● **The exercise**
Write out the whole of the material exactly.
*** Extracted records
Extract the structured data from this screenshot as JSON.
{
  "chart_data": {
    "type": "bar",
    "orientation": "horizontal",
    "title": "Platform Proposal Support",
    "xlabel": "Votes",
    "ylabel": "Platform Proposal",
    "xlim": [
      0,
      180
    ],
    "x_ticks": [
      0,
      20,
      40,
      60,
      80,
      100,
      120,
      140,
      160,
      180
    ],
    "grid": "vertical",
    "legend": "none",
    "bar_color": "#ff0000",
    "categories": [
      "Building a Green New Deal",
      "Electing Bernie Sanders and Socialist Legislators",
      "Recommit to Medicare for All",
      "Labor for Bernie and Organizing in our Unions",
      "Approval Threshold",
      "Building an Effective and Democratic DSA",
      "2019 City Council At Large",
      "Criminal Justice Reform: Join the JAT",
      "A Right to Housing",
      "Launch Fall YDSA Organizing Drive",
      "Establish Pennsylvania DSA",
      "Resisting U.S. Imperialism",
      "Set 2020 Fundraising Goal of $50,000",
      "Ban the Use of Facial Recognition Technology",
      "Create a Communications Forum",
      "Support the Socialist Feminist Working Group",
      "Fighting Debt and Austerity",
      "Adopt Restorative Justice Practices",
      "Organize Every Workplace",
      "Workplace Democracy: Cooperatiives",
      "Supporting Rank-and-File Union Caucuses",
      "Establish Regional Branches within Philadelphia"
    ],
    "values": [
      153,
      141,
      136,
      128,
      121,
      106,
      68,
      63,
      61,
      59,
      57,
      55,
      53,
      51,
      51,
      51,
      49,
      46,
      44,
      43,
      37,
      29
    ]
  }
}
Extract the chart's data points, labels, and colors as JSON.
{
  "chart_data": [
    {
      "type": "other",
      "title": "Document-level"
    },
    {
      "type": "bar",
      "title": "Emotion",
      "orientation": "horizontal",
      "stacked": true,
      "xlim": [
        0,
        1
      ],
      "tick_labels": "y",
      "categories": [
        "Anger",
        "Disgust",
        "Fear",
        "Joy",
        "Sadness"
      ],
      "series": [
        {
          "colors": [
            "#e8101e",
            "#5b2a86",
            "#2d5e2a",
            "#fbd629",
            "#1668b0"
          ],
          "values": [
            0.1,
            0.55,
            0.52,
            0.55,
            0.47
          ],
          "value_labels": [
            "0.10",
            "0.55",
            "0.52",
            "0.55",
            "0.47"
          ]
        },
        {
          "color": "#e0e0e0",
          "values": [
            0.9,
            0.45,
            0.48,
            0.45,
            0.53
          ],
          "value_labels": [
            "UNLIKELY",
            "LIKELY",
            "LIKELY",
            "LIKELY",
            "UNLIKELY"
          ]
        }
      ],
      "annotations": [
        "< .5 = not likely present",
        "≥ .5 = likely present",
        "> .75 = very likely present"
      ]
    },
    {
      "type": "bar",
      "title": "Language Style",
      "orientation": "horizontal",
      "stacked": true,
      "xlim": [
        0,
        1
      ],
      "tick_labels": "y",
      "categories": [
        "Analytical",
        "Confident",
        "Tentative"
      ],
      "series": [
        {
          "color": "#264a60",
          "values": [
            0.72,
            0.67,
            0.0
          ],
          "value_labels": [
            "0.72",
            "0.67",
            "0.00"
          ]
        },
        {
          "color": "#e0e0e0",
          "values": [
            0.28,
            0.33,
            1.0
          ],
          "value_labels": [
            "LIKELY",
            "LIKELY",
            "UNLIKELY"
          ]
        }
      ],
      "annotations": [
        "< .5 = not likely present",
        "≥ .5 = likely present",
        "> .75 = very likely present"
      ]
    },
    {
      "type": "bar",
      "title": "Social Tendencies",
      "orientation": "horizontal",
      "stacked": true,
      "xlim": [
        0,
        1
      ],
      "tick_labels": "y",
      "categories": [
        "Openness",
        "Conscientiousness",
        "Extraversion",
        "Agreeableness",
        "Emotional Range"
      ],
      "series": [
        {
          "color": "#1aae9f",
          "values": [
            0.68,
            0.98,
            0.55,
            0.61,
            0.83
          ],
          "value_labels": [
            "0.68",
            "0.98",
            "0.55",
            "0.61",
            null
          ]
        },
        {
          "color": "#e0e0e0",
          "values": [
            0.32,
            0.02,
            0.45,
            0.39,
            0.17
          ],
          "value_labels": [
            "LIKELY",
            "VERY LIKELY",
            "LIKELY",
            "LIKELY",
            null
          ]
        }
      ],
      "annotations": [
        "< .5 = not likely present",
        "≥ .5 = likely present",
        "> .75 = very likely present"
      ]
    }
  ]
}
******
● **Written answer**
Extract the structured data from this screenshot as JSON.
{
  "chart_data": {
    "type": "bar",
    "orientation": "horizontal",
    "title": "Platform Proposal Support",
    "xlabel": "Votes",
    "ylabel": "Platform Proposal",
    "xlim": [
      0,
      180
    ],
    "x_ticks": [
      0,
      20,
      40,
      60,
      80,
      100,
      120,
      140,
      160,
      180
    ],
    "grid": "vertical",
    "legend": "none",
    "bar_color": "#ff0000",
    "categories": [
      "Building a Green New Deal",
      "Electing Bernie Sanders and Socialist Legislators",
      "Recommit to Medicare for All",
      "Labor for Bernie and Organizing in our Unions",
      "Approval Threshold",
      "Building an Effective and Democratic DSA",
      "2019 City Council At Large",
      "Criminal Justice Reform: Join the JAT",
      "A Right to Housing",
      "Launch Fall YDSA Organizing Drive",
      "Establish Pennsylvania DSA",
      "Resisting U.S. Imperialism",
      "Set 2020 Fundraising Goal of $50,000",
      "Ban the Use of Facial Recognition Technology",
      "Create a Communications Forum",
      "Support the Socialist Feminist Working Group",
      "Fighting Debt and Austerity",
      "Adopt Restorative Justice Practices",
      "Organize Every Workplace",
      "Workplace Democracy: Cooperatiives",
      "Supporting Rank-and-File Union Caucuses",
      "Establish Regional Branches within Philadelphia"
    ],
    "values": [
      153,
      141,
      136,
      128,
      121,
      106,
      68,
      63,
      61,
      59,
      57,
      55,
      53,
      51,
      51,
      51,
      49,
      46,
      44,
      43,
      37,
      29
    ]
  }
}
Extract the chart's data points, labels, and colors as JSON.
{
  "chart_data": [
    {
      "type": "other",
      "title": "Document-level"
    },
    {
      "type": "bar",
      "title": "Emotion",
      "orientation": "horizontal",
      "stacked": true,
      "xlim": [
        0,
        1
      ],
      "tick_labels": "y",
      "categories": [
        "Anger",
        "Disgust",
        "Fear",
        "Joy",
        "Sadness"
      ],
      "series": [
        {
          "colors": [
            "#e8101e",
            "#5b2a86",
            "#2d5e2a",
            "#fbd629",
            "#1668b0"
          ],
          "values": [
            0.1,
            0.55,
            0.52,
            0.55,
            0.47
          ],
          "value_labels": [
            "0.10",
            "0.55",
            "0.52",
            "0.55",
            "0.47"
          ]
        },
        {
          "color": "#e0e0e0",
          "values": [
            0.9,
            0.45,
            0.48,
            0.45,
            0.53
          ],
          "value_labels": [
            "UNLIKELY",
            "LIKELY",
            "LIKELY",
            "LIKELY",
            "UNLIKELY"
          ]
        }
      ],
      "annotations": [
        "< .5 = not likely present",
        "≥ .5 = likely present",
        "> .75 = very likely present"
      ]
    },
    {
      "type": "bar",
      "title": "Language Style",
      "orientation": "horizontal",
      "stacked": true,
      "xlim": [
        0,
        1
      ],
      "tick_labels": "y",
      "categories": [
        "Analytical",
        "Confident",
        "Tentative"
      ],
      "series": [
        {
          "color": "#264a60",
          "values": [
            0.72,
            0.67,
            0.0
          ],
          "value_labels": [
            "0.72",
            "0.67",
            "0.00"
          ]
        },
        {
          "color": "#e0e0e0",
          "values": [
            0.28,
            0.33,
            1.0
          ],
          "value_labels": [
            "LIKELY",
            "LIKELY",
            "UNLIKELY"
          ]
        }
      ],
      "annotations": [
        "< .5 = not likely present",
        "≥ .5 = likely present",
        "> .75 = very likely present"
      ]
    },
    {
      "type": "bar",
      "title": "Social Tendencies",
      "orientation": "horizontal",
      "stacked": true,
      "xlim": [
        0,
        1
      ],
      "tick_labels": "y",
      "categories": [
        "Openness",
        "Conscientiousness",
        "Extraversion",
        "Agreeableness",
        "Emotional Range"
      ],
      "series": [
        {
          "color": "#1aae9f",
          "values": [
            0.68,
            0.98,
            0.55,
            0.61,
            0.83
          ],
          "value_labels": [
            "0.68",
            "0.98",
            "0.55",
            "0.61",
            null
          ]
        },
        {
          "color": "#e0e0e0",
          "values": [
            0.32,
            0.02,
            0.45,
            0.39,
            0.17
          ],
          "value_labels": [
            "LIKELY",
            "VERY LIKELY",
            "LIKELY",
            "LIKELY",
            null
          ]
        }
      ],
      "annotations": [
        "< .5 = not likely present",
        "≥ .5 = likely present",
        "> .75 = very likely present"
      ]
    }
  ]
}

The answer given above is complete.